Exercise input —
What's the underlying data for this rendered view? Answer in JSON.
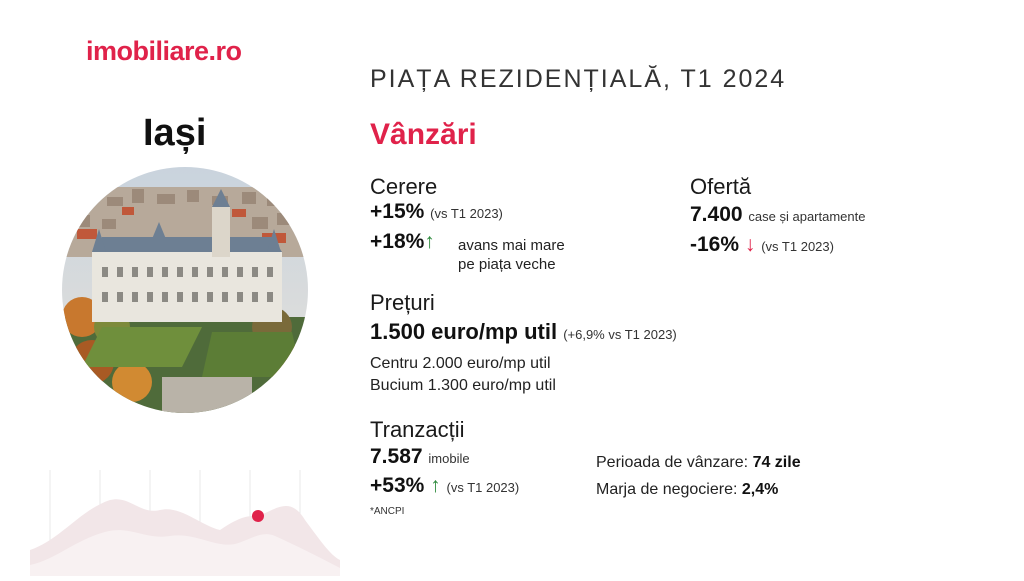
{
  "brand": {
    "logo_text": "imobiliare.ro",
    "accent": "#e0224a"
  },
  "report_title": "PIAȚA REZIDENȚIALĂ, T1 2024",
  "city": "Iași",
  "section": "Vânzări",
  "cerere": {
    "heading": "Cerere",
    "value1": "+15%",
    "note1": "(vs T1 2023)",
    "value2": "+18%",
    "note2_line1": "avans mai mare",
    "note2_line2": "pe piața veche"
  },
  "oferta": {
    "heading": "Ofertă",
    "value1": "7.400",
    "note1": "case și apartamente",
    "value2": "-16%",
    "note2": "(vs T1 2023)"
  },
  "preturi": {
    "heading": "Prețuri",
    "value": "1.500 euro/mp util",
    "note": "(+6,9% vs T1 2023)",
    "line1": "Centru 2.000 euro/mp util",
    "line2": "Bucium 1.300 euro/mp util"
  },
  "tranzactii": {
    "heading": "Tranzacții",
    "value1": "7.587",
    "note1": "imobile",
    "value2": "+53%",
    "note2": "(vs T1 2023)",
    "footnote": "*ANCPI"
  },
  "perioada": {
    "label": "Perioada de vânzare:",
    "value": "74 zile"
  },
  "marja": {
    "label": "Marja de negociere:",
    "value": "2,4%"
  },
  "icons": {
    "up": "arrow-up-icon",
    "down": "arrow-down-icon"
  }
}
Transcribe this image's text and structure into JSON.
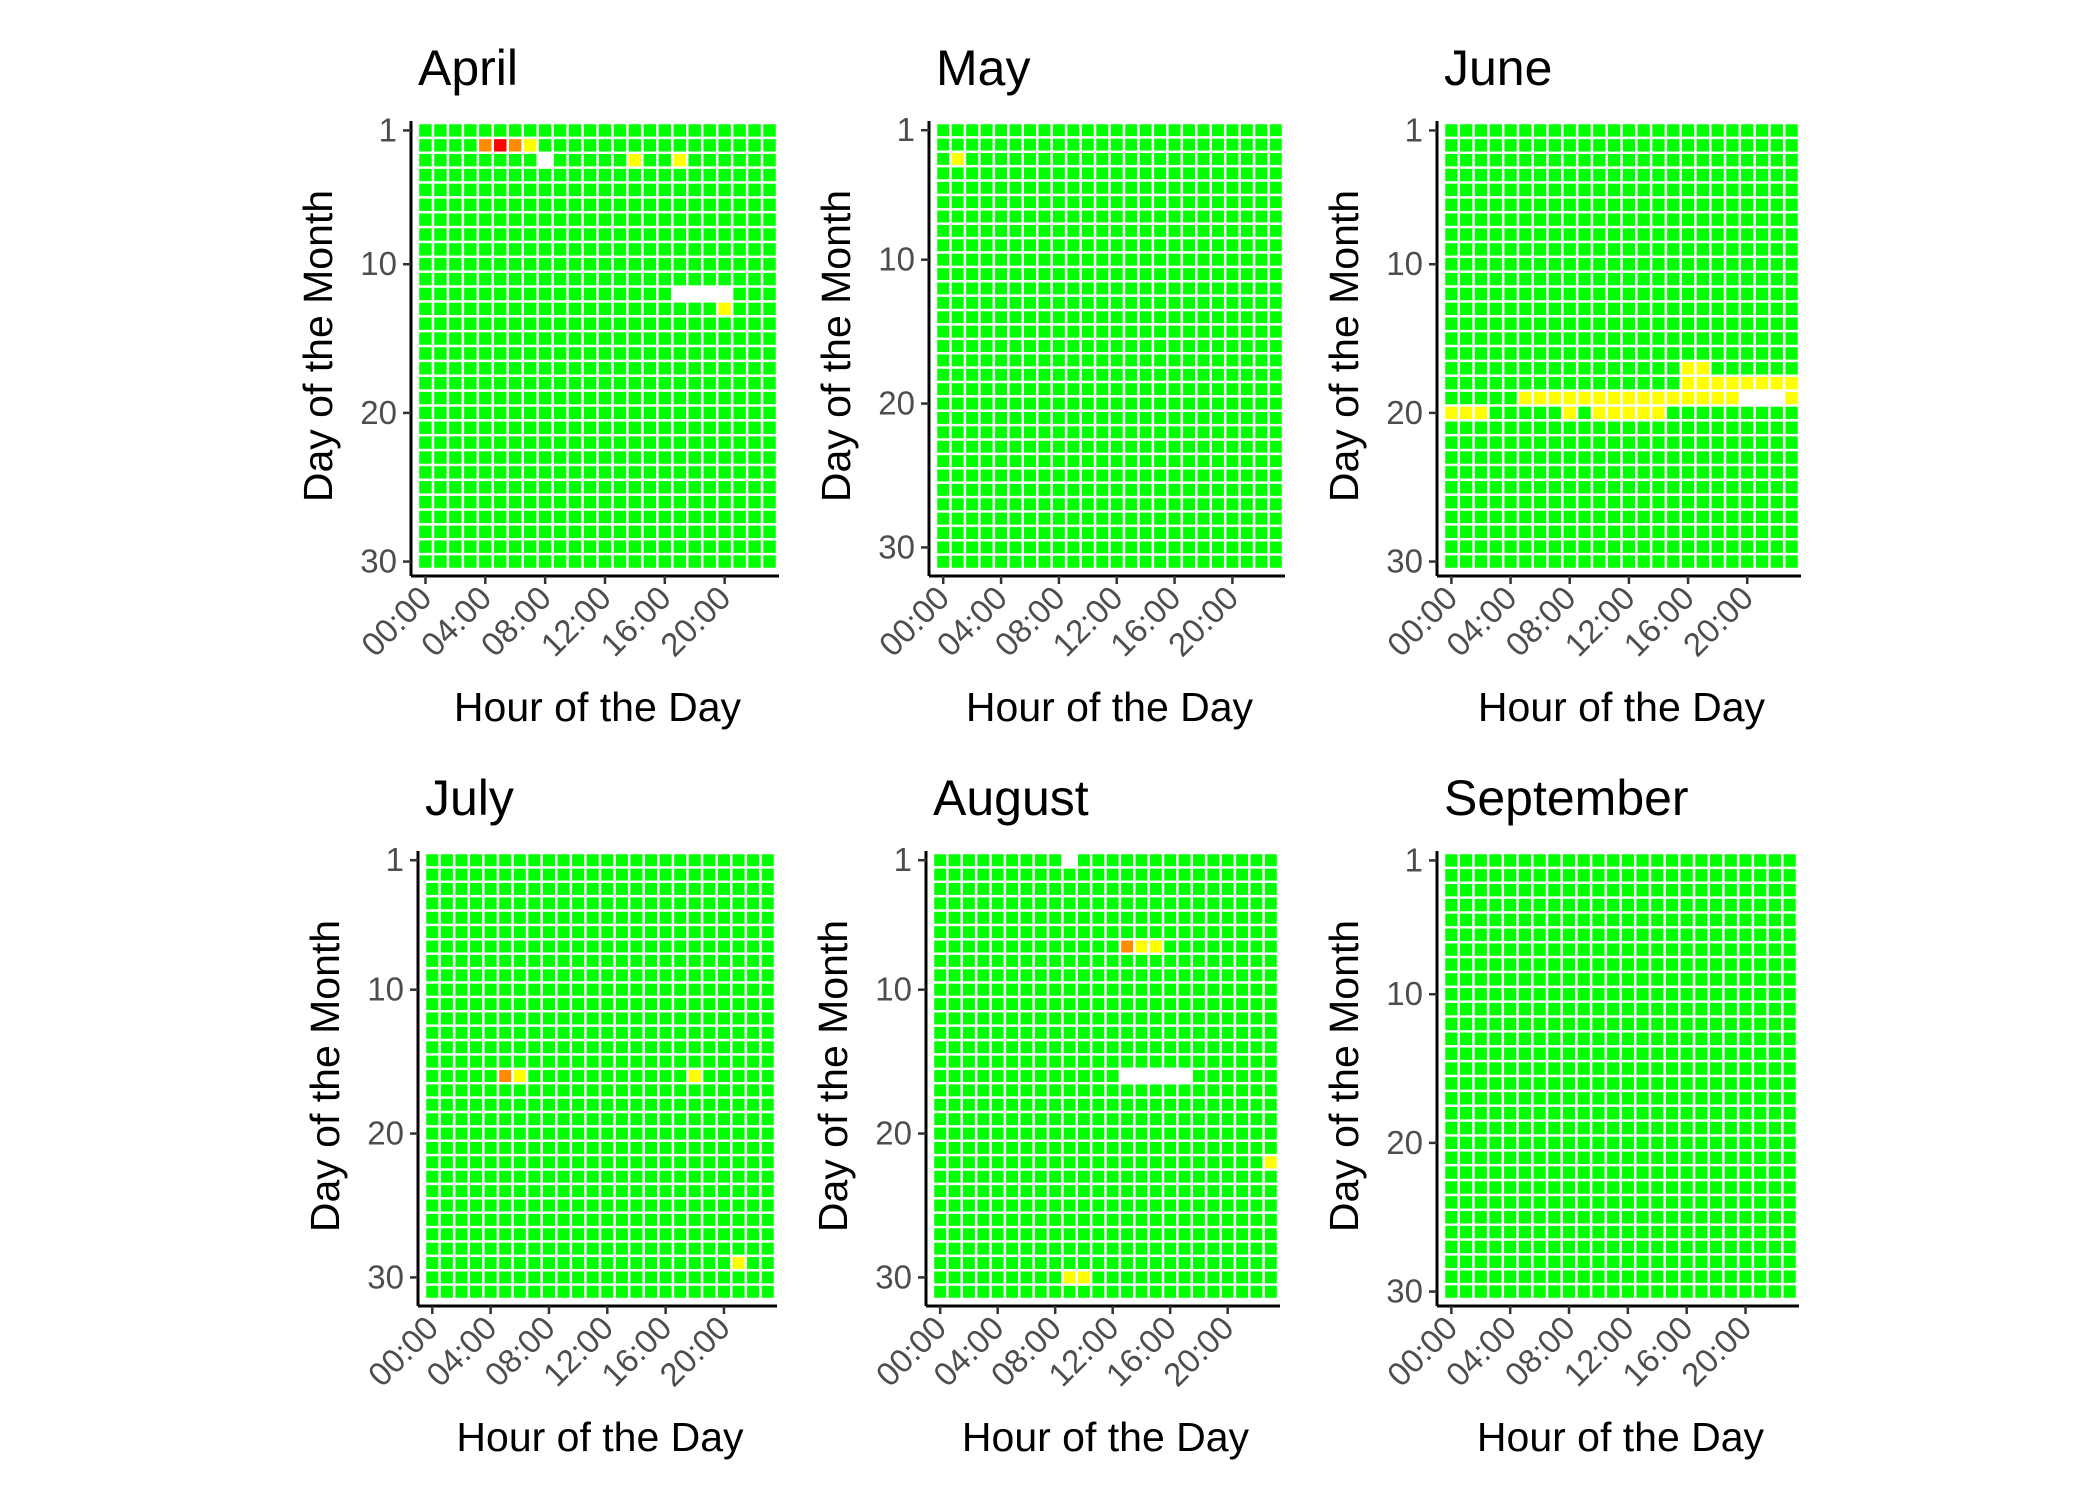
{
  "chart_data": {
    "type": "heatmap",
    "xlabel": "Hour of the Day",
    "ylabel": "Day of the Month",
    "x_tick_labels": [
      "00:00",
      "04:00",
      "08:00",
      "12:00",
      "16:00",
      "20:00"
    ],
    "x_tick_hours": [
      0,
      4,
      8,
      12,
      16,
      20
    ],
    "y_tick_labels": [
      "1",
      "10",
      "20",
      "30"
    ],
    "y_tick_days": [
      1,
      10,
      20,
      30
    ],
    "hours": 24,
    "default_status": "normal",
    "colors": {
      "normal": "#00ff00",
      "elevated": "#ffff00",
      "high": "#ff8c00",
      "severe": "#ff0000",
      "missing": "#ffffff",
      "axis": "#000000",
      "tick_text": "#4d4d4d"
    },
    "panels": [
      {
        "month": "April",
        "days": 30,
        "cells": [
          {
            "day": 2,
            "hour": 4,
            "status": "high"
          },
          {
            "day": 2,
            "hour": 5,
            "status": "severe"
          },
          {
            "day": 2,
            "hour": 6,
            "status": "high"
          },
          {
            "day": 2,
            "hour": 7,
            "status": "elevated"
          },
          {
            "day": 3,
            "hour": 8,
            "status": "missing"
          },
          {
            "day": 3,
            "hour": 14,
            "status": "elevated"
          },
          {
            "day": 3,
            "hour": 17,
            "status": "elevated"
          },
          {
            "day": 12,
            "hour": 17,
            "status": "missing"
          },
          {
            "day": 12,
            "hour": 18,
            "status": "missing"
          },
          {
            "day": 12,
            "hour": 19,
            "status": "missing"
          },
          {
            "day": 12,
            "hour": 20,
            "status": "missing"
          },
          {
            "day": 13,
            "hour": 20,
            "status": "elevated"
          }
        ]
      },
      {
        "month": "May",
        "days": 31,
        "cells": [
          {
            "day": 3,
            "hour": 1,
            "status": "elevated"
          }
        ]
      },
      {
        "month": "June",
        "days": 30,
        "cells": [
          {
            "day": 17,
            "hour": 16,
            "status": "elevated"
          },
          {
            "day": 17,
            "hour": 17,
            "status": "elevated"
          },
          {
            "day": 18,
            "hour": 16,
            "status": "elevated"
          },
          {
            "day": 18,
            "hour": 17,
            "status": "elevated"
          },
          {
            "day": 18,
            "hour": 18,
            "status": "elevated"
          },
          {
            "day": 18,
            "hour": 19,
            "status": "elevated"
          },
          {
            "day": 18,
            "hour": 20,
            "status": "elevated"
          },
          {
            "day": 18,
            "hour": 21,
            "status": "elevated"
          },
          {
            "day": 18,
            "hour": 22,
            "status": "elevated"
          },
          {
            "day": 18,
            "hour": 23,
            "status": "elevated"
          },
          {
            "day": 19,
            "hour": 5,
            "status": "elevated"
          },
          {
            "day": 19,
            "hour": 6,
            "status": "elevated"
          },
          {
            "day": 19,
            "hour": 7,
            "status": "elevated"
          },
          {
            "day": 19,
            "hour": 8,
            "status": "elevated"
          },
          {
            "day": 19,
            "hour": 9,
            "status": "elevated"
          },
          {
            "day": 19,
            "hour": 10,
            "status": "elevated"
          },
          {
            "day": 19,
            "hour": 11,
            "status": "elevated"
          },
          {
            "day": 19,
            "hour": 12,
            "status": "elevated"
          },
          {
            "day": 19,
            "hour": 13,
            "status": "elevated"
          },
          {
            "day": 19,
            "hour": 14,
            "status": "elevated"
          },
          {
            "day": 19,
            "hour": 15,
            "status": "elevated"
          },
          {
            "day": 19,
            "hour": 16,
            "status": "elevated"
          },
          {
            "day": 19,
            "hour": 17,
            "status": "elevated"
          },
          {
            "day": 19,
            "hour": 18,
            "status": "elevated"
          },
          {
            "day": 19,
            "hour": 19,
            "status": "elevated"
          },
          {
            "day": 19,
            "hour": 20,
            "status": "missing"
          },
          {
            "day": 19,
            "hour": 21,
            "status": "missing"
          },
          {
            "day": 19,
            "hour": 22,
            "status": "missing"
          },
          {
            "day": 19,
            "hour": 23,
            "status": "elevated"
          },
          {
            "day": 20,
            "hour": 0,
            "status": "elevated"
          },
          {
            "day": 20,
            "hour": 1,
            "status": "elevated"
          },
          {
            "day": 20,
            "hour": 2,
            "status": "elevated"
          },
          {
            "day": 20,
            "hour": 8,
            "status": "elevated"
          },
          {
            "day": 20,
            "hour": 10,
            "status": "elevated"
          },
          {
            "day": 20,
            "hour": 11,
            "status": "elevated"
          },
          {
            "day": 20,
            "hour": 12,
            "status": "elevated"
          },
          {
            "day": 20,
            "hour": 13,
            "status": "elevated"
          },
          {
            "day": 20,
            "hour": 14,
            "status": "elevated"
          }
        ]
      },
      {
        "month": "July",
        "days": 31,
        "cells": [
          {
            "day": 16,
            "hour": 5,
            "status": "high"
          },
          {
            "day": 16,
            "hour": 6,
            "status": "elevated"
          },
          {
            "day": 16,
            "hour": 18,
            "status": "elevated"
          },
          {
            "day": 29,
            "hour": 21,
            "status": "elevated"
          }
        ]
      },
      {
        "month": "August",
        "days": 31,
        "cells": [
          {
            "day": 1,
            "hour": 9,
            "status": "missing"
          },
          {
            "day": 7,
            "hour": 13,
            "status": "high"
          },
          {
            "day": 7,
            "hour": 14,
            "status": "elevated"
          },
          {
            "day": 7,
            "hour": 15,
            "status": "elevated"
          },
          {
            "day": 16,
            "hour": 13,
            "status": "missing"
          },
          {
            "day": 16,
            "hour": 14,
            "status": "missing"
          },
          {
            "day": 16,
            "hour": 15,
            "status": "missing"
          },
          {
            "day": 16,
            "hour": 16,
            "status": "missing"
          },
          {
            "day": 16,
            "hour": 17,
            "status": "missing"
          },
          {
            "day": 22,
            "hour": 23,
            "status": "elevated"
          },
          {
            "day": 30,
            "hour": 9,
            "status": "elevated"
          },
          {
            "day": 30,
            "hour": 10,
            "status": "elevated"
          }
        ]
      },
      {
        "month": "September",
        "days": 30,
        "cells": []
      }
    ]
  }
}
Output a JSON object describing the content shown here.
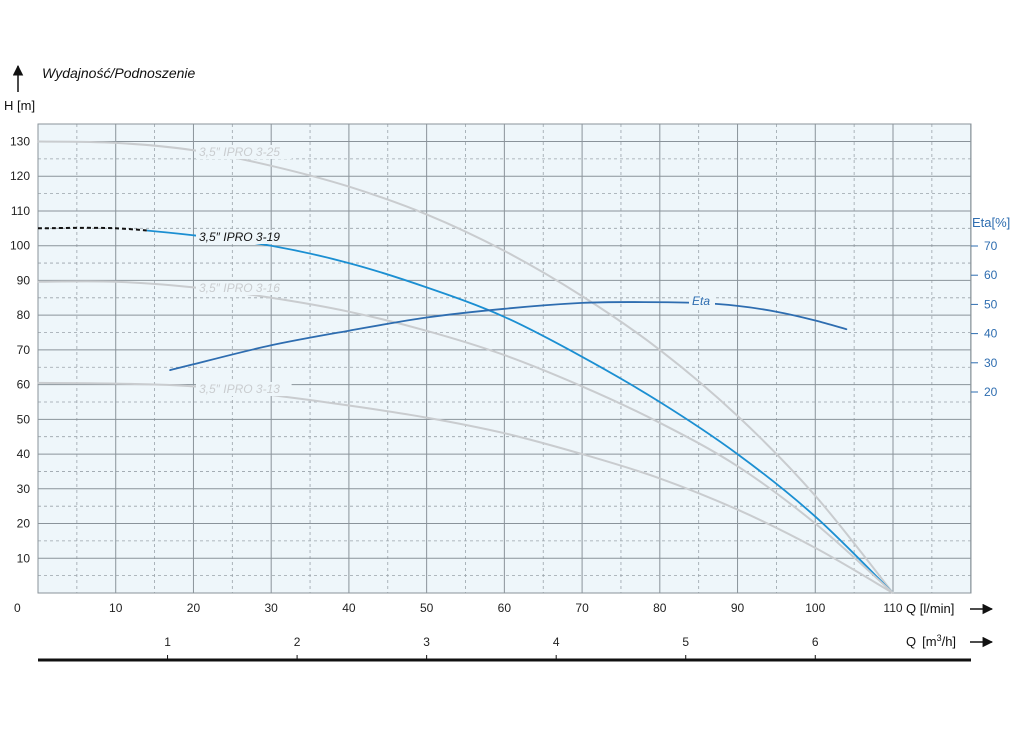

Stated problem —
Transcribe all of the entries word for word, but skip any pictures they contain.

Solution for this task —
What's the underlying data for this rendered view? Answer in JSON.
{
  "brand": {
    "logo_text": "imobiliare.ro",
    "accent": "#e0224a"
  },
  "report_title": "PIAȚA REZIDENȚIALĂ, T1 2024",
  "city": "Iași",
  "section": "Vânzări",
  "cerere": {
    "heading": "Cerere",
    "value1": "+15%",
    "note1": "(vs T1 2023)",
    "value2": "+18%",
    "note2_line1": "avans mai mare",
    "note2_line2": "pe piața veche"
  },
  "oferta": {
    "heading": "Ofertă",
    "value1": "7.400",
    "note1": "case și apartamente",
    "value2": "-16%",
    "note2": "(vs T1 2023)"
  },
  "preturi": {
    "heading": "Prețuri",
    "value": "1.500 euro/mp util",
    "note": "(+6,9% vs T1 2023)",
    "line1": "Centru 2.000 euro/mp util",
    "line2": "Bucium 1.300 euro/mp util"
  },
  "tranzactii": {
    "heading": "Tranzacții",
    "value1": "7.587",
    "note1": "imobile",
    "value2": "+53%",
    "note2": "(vs T1 2023)",
    "footnote": "*ANCPI"
  },
  "perioada": {
    "label": "Perioada de vânzare:",
    "value": "74 zile"
  },
  "marja": {
    "label": "Marja de negociere:",
    "value": "2,4%"
  },
  "icons": {
    "up": "arrow-up-icon",
    "down": "arrow-down-icon"
  }
}
Transcribe this image's text and structure into JSON.
{
  "chart_data": {
    "type": "heatmap",
    "xlabel": "Hour of the Day",
    "ylabel": "Day of the Month",
    "x_tick_labels": [
      "00:00",
      "04:00",
      "08:00",
      "12:00",
      "16:00",
      "20:00"
    ],
    "x_tick_hours": [
      0,
      4,
      8,
      12,
      16,
      20
    ],
    "y_tick_labels": [
      "1",
      "10",
      "20",
      "30"
    ],
    "y_tick_days": [
      1,
      10,
      20,
      30
    ],
    "hours": 24,
    "default_status": "normal",
    "colors": {
      "normal": "#00ff00",
      "elevated": "#ffff00",
      "high": "#ff8c00",
      "severe": "#ff0000",
      "missing": "#ffffff",
      "axis": "#000000",
      "tick_text": "#4d4d4d"
    },
    "panels": [
      {
        "month": "April",
        "days": 30,
        "cells": [
          {
            "day": 2,
            "hour": 4,
            "status": "high"
          },
          {
            "day": 2,
            "hour": 5,
            "status": "severe"
          },
          {
            "day": 2,
            "hour": 6,
            "status": "high"
          },
          {
            "day": 2,
            "hour": 7,
            "status": "elevated"
          },
          {
            "day": 3,
            "hour": 8,
            "status": "missing"
          },
          {
            "day": 3,
            "hour": 14,
            "status": "elevated"
          },
          {
            "day": 3,
            "hour": 17,
            "status": "elevated"
          },
          {
            "day": 12,
            "hour": 17,
            "status": "missing"
          },
          {
            "day": 12,
            "hour": 18,
            "status": "missing"
          },
          {
            "day": 12,
            "hour": 19,
            "status": "missing"
          },
          {
            "day": 12,
            "hour": 20,
            "status": "missing"
          },
          {
            "day": 13,
            "hour": 20,
            "status": "elevated"
          }
        ]
      },
      {
        "month": "May",
        "days": 31,
        "cells": [
          {
            "day": 3,
            "hour": 1,
            "status": "elevated"
          }
        ]
      },
      {
        "month": "June",
        "days": 30,
        "cells": [
          {
            "day": 17,
            "hour": 16,
            "status": "elevated"
          },
          {
            "day": 17,
            "hour": 17,
            "status": "elevated"
          },
          {
            "day": 18,
            "hour": 16,
            "status": "elevated"
          },
          {
            "day": 18,
            "hour": 17,
            "status": "elevated"
          },
          {
            "day": 18,
            "hour": 18,
            "status": "elevated"
          },
          {
            "day": 18,
            "hour": 19,
            "status": "elevated"
          },
          {
            "day": 18,
            "hour": 20,
            "status": "elevated"
          },
          {
            "day": 18,
            "hour": 21,
            "status": "elevated"
          },
          {
            "day": 18,
            "hour": 22,
            "status": "elevated"
          },
          {
            "day": 18,
            "hour": 23,
            "status": "elevated"
          },
          {
            "day": 19,
            "hour": 5,
            "status": "elevated"
          },
          {
            "day": 19,
            "hour": 6,
            "status": "elevated"
          },
          {
            "day": 19,
            "hour": 7,
            "status": "elevated"
          },
          {
            "day": 19,
            "hour": 8,
            "status": "elevated"
          },
          {
            "day": 19,
            "hour": 9,
            "status": "elevated"
          },
          {
            "day": 19,
            "hour": 10,
            "status": "elevated"
          },
          {
            "day": 19,
            "hour": 11,
            "status": "elevated"
          },
          {
            "day": 19,
            "hour": 12,
            "status": "elevated"
          },
          {
            "day": 19,
            "hour": 13,
            "status": "elevated"
          },
          {
            "day": 19,
            "hour": 14,
            "status": "elevated"
          },
          {
            "day": 19,
            "hour": 15,
            "status": "elevated"
          },
          {
            "day": 19,
            "hour": 16,
            "status": "elevated"
          },
          {
            "day": 19,
            "hour": 17,
            "status": "elevated"
          },
          {
            "day": 19,
            "hour": 18,
            "status": "elevated"
          },
          {
            "day": 19,
            "hour": 19,
            "status": "elevated"
          },
          {
            "day": 19,
            "hour": 20,
            "status": "missing"
          },
          {
            "day": 19,
            "hour": 21,
            "status": "missing"
          },
          {
            "day": 19,
            "hour": 22,
            "status": "missing"
          },
          {
            "day": 19,
            "hour": 23,
            "status": "elevated"
          },
          {
            "day": 20,
            "hour": 0,
            "status": "elevated"
          },
          {
            "day": 20,
            "hour": 1,
            "status": "elevated"
          },
          {
            "day": 20,
            "hour": 2,
            "status": "elevated"
          },
          {
            "day": 20,
            "hour": 8,
            "status": "elevated"
          },
          {
            "day": 20,
            "hour": 10,
            "status": "elevated"
          },
          {
            "day": 20,
            "hour": 11,
            "status": "elevated"
          },
          {
            "day": 20,
            "hour": 12,
            "status": "elevated"
          },
          {
            "day": 20,
            "hour": 13,
            "status": "elevated"
          },
          {
            "day": 20,
            "hour": 14,
            "status": "elevated"
          }
        ]
      },
      {
        "month": "July",
        "days": 31,
        "cells": [
          {
            "day": 16,
            "hour": 5,
            "status": "high"
          },
          {
            "day": 16,
            "hour": 6,
            "status": "elevated"
          },
          {
            "day": 16,
            "hour": 18,
            "status": "elevated"
          },
          {
            "day": 29,
            "hour": 21,
            "status": "elevated"
          }
        ]
      },
      {
        "month": "August",
        "days": 31,
        "cells": [
          {
            "day": 1,
            "hour": 9,
            "status": "missing"
          },
          {
            "day": 7,
            "hour": 13,
            "status": "high"
          },
          {
            "day": 7,
            "hour": 14,
            "status": "elevated"
          },
          {
            "day": 7,
            "hour": 15,
            "status": "elevated"
          },
          {
            "day": 16,
            "hour": 13,
            "status": "missing"
          },
          {
            "day": 16,
            "hour": 14,
            "status": "missing"
          },
          {
            "day": 16,
            "hour": 15,
            "status": "missing"
          },
          {
            "day": 16,
            "hour": 16,
            "status": "missing"
          },
          {
            "day": 16,
            "hour": 17,
            "status": "missing"
          },
          {
            "day": 22,
            "hour": 23,
            "status": "elevated"
          },
          {
            "day": 30,
            "hour": 9,
            "status": "elevated"
          },
          {
            "day": 30,
            "hour": 10,
            "status": "elevated"
          }
        ]
      },
      {
        "month": "September",
        "days": 30,
        "cells": []
      }
    ]
  }
}
Output a JSON object describing the content shown here.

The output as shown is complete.